Labeled box records:
************

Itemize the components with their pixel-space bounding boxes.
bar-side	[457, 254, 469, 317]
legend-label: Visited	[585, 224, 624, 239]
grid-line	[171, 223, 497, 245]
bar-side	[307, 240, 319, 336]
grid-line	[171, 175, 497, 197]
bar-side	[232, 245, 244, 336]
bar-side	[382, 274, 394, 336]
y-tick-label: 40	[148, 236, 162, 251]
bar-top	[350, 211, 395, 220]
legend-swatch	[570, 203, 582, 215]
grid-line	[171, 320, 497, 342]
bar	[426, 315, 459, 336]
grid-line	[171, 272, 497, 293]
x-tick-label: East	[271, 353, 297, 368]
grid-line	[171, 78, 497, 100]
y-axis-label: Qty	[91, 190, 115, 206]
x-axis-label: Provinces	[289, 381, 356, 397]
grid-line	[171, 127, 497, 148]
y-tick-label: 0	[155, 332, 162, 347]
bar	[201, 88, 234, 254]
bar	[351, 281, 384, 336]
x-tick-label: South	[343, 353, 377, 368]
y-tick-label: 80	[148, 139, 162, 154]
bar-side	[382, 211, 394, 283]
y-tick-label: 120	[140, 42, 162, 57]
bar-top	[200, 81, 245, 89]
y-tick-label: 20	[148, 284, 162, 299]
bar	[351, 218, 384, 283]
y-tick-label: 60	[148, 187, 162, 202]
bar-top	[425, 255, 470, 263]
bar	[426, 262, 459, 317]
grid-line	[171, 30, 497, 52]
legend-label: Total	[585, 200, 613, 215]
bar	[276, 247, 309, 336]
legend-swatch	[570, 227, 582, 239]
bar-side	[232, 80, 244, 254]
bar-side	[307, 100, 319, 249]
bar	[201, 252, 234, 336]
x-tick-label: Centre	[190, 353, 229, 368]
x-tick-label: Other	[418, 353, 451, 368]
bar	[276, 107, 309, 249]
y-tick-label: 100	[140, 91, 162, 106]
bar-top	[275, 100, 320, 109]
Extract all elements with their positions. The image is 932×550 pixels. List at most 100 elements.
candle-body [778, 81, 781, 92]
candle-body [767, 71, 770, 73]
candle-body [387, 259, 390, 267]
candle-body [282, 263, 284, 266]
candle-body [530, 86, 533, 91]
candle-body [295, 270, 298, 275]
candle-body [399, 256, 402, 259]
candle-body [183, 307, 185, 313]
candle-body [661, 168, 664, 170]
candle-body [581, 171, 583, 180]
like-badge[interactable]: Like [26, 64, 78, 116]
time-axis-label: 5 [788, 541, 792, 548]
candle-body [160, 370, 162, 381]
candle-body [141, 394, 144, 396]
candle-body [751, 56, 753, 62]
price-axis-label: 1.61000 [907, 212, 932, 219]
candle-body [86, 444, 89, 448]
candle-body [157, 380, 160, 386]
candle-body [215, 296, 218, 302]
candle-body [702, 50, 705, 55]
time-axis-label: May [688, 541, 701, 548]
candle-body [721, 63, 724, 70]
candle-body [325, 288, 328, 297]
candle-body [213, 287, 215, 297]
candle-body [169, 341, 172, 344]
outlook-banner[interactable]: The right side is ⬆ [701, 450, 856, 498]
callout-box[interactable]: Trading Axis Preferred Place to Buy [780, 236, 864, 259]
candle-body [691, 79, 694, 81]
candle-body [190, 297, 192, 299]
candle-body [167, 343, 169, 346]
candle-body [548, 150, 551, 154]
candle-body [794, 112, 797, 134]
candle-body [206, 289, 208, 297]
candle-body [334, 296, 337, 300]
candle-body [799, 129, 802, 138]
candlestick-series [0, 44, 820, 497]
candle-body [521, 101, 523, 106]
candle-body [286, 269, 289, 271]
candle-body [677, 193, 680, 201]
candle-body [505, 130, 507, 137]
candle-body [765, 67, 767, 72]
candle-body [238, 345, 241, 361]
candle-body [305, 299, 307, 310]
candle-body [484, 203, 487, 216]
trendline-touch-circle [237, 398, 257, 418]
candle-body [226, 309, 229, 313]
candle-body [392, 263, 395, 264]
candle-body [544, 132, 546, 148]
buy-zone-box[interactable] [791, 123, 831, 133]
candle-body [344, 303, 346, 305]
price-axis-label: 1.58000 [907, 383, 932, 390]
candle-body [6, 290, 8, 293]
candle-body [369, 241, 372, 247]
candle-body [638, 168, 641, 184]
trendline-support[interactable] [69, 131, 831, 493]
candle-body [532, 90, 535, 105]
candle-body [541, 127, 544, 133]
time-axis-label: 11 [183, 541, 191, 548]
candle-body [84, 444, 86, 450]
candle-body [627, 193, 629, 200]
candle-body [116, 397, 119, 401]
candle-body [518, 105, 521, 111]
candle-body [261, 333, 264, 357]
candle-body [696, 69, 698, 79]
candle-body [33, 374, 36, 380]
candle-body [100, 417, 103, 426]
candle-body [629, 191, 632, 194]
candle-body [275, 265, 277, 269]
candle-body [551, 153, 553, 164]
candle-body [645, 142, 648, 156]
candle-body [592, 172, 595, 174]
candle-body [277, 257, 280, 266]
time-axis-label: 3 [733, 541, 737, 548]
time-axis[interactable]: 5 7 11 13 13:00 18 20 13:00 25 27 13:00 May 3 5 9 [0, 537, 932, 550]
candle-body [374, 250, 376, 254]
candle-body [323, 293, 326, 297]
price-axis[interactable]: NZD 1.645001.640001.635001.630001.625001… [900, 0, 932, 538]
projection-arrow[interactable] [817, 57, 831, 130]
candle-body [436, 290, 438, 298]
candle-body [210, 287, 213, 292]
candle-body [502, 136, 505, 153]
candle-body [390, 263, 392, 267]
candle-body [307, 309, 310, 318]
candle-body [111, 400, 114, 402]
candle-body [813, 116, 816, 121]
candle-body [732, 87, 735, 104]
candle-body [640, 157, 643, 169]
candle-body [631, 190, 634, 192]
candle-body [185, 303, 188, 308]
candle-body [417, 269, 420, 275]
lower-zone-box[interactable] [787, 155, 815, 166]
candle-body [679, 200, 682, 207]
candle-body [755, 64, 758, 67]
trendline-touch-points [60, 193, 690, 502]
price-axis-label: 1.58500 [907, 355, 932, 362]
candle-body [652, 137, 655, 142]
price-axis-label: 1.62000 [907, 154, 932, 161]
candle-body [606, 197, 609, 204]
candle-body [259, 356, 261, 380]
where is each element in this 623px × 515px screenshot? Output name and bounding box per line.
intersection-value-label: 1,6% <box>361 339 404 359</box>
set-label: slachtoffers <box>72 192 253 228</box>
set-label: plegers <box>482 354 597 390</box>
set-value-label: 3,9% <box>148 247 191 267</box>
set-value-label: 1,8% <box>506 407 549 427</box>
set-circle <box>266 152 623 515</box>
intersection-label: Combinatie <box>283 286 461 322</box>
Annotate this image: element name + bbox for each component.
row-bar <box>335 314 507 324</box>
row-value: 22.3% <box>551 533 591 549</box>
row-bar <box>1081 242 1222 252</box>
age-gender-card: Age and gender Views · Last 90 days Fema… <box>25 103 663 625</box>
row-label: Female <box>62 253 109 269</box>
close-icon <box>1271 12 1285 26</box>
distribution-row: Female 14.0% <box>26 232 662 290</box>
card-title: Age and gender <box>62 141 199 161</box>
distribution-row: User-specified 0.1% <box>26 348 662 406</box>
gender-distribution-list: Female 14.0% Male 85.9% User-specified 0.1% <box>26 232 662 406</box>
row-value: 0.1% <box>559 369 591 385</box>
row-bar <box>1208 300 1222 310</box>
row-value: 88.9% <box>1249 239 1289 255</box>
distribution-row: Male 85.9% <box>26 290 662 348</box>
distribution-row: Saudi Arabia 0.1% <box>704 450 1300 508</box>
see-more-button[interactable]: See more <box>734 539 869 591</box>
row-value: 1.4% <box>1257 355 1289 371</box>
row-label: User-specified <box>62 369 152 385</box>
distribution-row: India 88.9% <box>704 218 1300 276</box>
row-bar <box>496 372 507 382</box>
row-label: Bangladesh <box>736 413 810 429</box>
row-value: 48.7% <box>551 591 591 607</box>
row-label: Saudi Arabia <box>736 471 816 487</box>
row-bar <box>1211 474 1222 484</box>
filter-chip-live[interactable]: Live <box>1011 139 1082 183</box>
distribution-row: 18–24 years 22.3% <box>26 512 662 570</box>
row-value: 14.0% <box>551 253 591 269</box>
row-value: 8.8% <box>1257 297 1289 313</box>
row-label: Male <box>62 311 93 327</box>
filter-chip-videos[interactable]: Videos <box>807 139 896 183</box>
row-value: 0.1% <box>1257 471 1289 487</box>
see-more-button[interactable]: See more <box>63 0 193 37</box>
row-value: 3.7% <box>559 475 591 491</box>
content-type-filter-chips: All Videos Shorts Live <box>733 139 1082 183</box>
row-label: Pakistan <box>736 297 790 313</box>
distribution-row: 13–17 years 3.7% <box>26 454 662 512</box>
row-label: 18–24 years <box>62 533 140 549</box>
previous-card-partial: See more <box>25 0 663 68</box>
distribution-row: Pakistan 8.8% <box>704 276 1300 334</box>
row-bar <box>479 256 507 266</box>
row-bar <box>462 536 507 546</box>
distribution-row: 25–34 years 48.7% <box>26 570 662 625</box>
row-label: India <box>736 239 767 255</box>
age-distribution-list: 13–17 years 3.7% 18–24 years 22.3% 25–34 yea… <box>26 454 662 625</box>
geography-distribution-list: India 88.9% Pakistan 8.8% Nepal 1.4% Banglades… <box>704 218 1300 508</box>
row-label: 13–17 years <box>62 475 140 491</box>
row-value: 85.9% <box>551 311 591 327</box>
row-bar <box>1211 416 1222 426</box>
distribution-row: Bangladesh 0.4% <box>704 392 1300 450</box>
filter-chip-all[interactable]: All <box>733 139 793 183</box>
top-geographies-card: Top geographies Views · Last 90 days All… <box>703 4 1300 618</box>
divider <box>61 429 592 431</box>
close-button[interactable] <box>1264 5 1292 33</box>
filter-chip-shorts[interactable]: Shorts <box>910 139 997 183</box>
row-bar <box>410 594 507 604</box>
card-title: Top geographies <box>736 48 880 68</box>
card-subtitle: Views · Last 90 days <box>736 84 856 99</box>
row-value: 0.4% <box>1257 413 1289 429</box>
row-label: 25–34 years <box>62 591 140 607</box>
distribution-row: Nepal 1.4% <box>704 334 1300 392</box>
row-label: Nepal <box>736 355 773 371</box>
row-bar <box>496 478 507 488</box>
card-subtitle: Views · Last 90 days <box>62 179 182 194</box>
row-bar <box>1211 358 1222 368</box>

************

● **Challenge**:
Repeat the lines of the listing verbatim, from the start of the listing through the line containing "247, 309, 336]", with both ends included.

● **The response**:
Itemize the components with their pixel-space bounding boxes.
bar-side	[457, 254, 469, 317]
legend-label: Visited	[585, 224, 624, 239]
grid-line	[171, 223, 497, 245]
bar-side	[307, 240, 319, 336]
grid-line	[171, 175, 497, 197]
bar-side	[232, 245, 244, 336]
bar-side	[382, 274, 394, 336]
y-tick-label: 40	[148, 236, 162, 251]
bar-top	[350, 211, 395, 220]
legend-swatch	[570, 203, 582, 215]
grid-line	[171, 320, 497, 342]
bar	[426, 315, 459, 336]
grid-line	[171, 272, 497, 293]
x-tick-label: East	[271, 353, 297, 368]
grid-line	[171, 78, 497, 100]
y-axis-label: Qty	[91, 190, 115, 206]
x-axis-label: Provinces	[289, 381, 356, 397]
grid-line	[171, 127, 497, 148]
y-tick-label: 0	[155, 332, 162, 347]
bar	[201, 88, 234, 254]
bar	[351, 281, 384, 336]
x-tick-label: South	[343, 353, 377, 368]
y-tick-label: 80	[148, 139, 162, 154]
bar-side	[382, 211, 394, 283]
y-tick-label: 120	[140, 42, 162, 57]
bar-top	[200, 81, 245, 89]
y-tick-label: 20	[148, 284, 162, 299]
bar	[351, 218, 384, 283]
y-tick-label: 60	[148, 187, 162, 202]
bar-top	[425, 255, 470, 263]
bar	[426, 262, 459, 317]
grid-line	[171, 30, 497, 52]
legend-label: Total	[585, 200, 613, 215]
bar	[276, 247, 309, 336]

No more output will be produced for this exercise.